------ EXTRACTED DATA
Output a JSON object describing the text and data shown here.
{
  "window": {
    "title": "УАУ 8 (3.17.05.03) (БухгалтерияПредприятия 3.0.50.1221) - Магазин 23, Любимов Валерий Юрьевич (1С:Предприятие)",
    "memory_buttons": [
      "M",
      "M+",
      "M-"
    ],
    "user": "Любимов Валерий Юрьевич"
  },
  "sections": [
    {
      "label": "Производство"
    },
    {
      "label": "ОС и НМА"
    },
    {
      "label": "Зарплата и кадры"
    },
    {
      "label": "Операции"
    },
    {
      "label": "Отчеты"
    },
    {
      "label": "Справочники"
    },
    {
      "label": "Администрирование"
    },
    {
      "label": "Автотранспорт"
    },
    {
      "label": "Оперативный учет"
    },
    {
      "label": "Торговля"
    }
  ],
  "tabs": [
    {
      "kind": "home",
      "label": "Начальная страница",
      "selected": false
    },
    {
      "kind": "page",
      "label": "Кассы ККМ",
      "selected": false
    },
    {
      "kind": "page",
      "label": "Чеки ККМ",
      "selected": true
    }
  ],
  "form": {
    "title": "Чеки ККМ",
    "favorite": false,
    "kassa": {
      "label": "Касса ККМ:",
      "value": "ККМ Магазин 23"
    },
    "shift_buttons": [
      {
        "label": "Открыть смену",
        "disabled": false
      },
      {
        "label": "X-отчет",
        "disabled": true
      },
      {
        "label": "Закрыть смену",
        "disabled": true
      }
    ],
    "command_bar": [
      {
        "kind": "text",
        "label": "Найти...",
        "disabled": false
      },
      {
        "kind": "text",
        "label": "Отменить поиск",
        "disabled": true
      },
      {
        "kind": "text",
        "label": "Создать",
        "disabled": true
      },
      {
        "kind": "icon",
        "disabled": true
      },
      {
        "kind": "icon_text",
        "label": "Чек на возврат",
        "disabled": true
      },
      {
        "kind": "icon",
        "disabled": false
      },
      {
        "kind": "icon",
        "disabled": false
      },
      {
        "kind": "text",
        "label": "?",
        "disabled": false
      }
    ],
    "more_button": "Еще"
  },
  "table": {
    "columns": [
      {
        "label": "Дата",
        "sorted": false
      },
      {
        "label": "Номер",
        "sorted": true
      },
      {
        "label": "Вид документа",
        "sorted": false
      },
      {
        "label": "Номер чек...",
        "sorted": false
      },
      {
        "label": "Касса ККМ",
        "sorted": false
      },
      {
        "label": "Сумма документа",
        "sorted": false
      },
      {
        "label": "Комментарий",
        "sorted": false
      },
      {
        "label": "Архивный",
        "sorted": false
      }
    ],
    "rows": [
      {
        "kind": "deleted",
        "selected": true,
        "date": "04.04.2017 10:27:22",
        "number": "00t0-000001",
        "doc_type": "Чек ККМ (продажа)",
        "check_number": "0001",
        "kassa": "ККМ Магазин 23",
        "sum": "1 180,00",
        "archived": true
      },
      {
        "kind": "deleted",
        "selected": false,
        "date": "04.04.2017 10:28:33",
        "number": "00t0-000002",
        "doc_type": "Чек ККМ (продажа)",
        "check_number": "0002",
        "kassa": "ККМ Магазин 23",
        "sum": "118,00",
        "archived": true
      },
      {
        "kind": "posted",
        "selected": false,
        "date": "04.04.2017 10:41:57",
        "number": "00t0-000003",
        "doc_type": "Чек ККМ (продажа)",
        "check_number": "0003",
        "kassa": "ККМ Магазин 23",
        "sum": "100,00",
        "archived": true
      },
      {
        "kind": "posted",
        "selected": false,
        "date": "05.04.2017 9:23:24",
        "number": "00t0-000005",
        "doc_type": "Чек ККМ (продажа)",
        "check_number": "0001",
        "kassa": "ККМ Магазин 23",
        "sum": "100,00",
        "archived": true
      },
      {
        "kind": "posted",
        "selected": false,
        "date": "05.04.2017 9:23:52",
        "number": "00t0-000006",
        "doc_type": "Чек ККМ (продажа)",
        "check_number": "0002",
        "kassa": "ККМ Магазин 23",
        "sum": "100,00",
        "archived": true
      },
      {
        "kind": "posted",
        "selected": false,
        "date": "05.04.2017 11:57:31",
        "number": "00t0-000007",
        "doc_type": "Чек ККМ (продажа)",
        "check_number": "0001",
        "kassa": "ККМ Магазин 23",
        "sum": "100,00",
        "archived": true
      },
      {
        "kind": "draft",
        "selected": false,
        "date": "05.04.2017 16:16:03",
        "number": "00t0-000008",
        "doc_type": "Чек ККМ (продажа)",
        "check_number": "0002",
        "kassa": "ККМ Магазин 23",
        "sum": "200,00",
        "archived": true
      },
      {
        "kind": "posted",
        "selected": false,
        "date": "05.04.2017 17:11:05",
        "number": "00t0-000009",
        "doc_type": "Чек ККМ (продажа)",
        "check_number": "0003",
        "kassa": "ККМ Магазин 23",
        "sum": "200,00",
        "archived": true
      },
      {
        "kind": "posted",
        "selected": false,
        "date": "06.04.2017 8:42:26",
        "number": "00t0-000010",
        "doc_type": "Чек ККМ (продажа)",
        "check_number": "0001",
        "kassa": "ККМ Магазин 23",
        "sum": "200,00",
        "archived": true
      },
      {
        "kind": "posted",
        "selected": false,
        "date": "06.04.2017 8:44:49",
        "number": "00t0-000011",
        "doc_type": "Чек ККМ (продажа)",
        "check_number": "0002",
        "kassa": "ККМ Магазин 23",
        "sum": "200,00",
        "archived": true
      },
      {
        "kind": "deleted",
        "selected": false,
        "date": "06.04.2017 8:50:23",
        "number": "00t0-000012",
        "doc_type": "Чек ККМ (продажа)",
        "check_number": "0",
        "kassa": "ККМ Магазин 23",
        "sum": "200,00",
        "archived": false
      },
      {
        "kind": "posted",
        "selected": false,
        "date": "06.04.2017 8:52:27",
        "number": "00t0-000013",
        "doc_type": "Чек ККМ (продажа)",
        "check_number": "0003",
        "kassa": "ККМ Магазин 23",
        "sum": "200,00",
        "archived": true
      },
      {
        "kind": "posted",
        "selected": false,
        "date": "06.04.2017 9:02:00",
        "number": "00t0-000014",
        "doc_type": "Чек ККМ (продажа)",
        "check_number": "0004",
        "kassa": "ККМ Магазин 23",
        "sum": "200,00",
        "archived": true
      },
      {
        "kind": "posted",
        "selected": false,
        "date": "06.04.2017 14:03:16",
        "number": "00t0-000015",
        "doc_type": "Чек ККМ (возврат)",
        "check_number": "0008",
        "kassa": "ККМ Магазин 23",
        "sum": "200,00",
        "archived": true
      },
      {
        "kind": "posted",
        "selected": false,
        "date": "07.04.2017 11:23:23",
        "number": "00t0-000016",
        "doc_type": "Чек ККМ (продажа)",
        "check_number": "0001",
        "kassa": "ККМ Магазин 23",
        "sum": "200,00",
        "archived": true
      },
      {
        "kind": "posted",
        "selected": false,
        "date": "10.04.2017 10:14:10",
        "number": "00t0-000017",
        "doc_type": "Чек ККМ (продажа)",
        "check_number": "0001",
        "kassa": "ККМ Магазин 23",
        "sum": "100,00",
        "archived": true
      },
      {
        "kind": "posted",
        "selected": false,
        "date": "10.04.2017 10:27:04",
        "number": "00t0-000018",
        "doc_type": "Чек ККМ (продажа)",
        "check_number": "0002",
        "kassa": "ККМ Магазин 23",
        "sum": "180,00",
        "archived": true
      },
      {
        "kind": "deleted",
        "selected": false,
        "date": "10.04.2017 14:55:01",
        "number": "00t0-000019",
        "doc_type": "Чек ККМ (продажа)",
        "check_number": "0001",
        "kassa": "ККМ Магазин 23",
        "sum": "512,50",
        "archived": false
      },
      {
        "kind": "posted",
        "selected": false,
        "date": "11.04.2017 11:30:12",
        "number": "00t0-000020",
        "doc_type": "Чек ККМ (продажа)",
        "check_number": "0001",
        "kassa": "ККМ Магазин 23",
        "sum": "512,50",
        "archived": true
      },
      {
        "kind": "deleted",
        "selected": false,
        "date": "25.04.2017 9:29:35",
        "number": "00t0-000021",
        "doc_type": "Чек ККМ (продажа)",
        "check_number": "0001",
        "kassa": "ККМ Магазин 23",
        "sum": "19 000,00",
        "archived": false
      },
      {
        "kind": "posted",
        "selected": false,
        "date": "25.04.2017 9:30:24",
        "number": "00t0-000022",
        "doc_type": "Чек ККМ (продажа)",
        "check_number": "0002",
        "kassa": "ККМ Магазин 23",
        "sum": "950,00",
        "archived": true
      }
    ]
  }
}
------------
### WHAT YOU ARE ASKED TO DO
Wherever the word "возврат" occurs in a line of the listing, copy that line.

### SOLUTION TO THIS EXERCISE
        "label": "Чек на возврат",
        "doc_type": "Чек ККМ (возврат)",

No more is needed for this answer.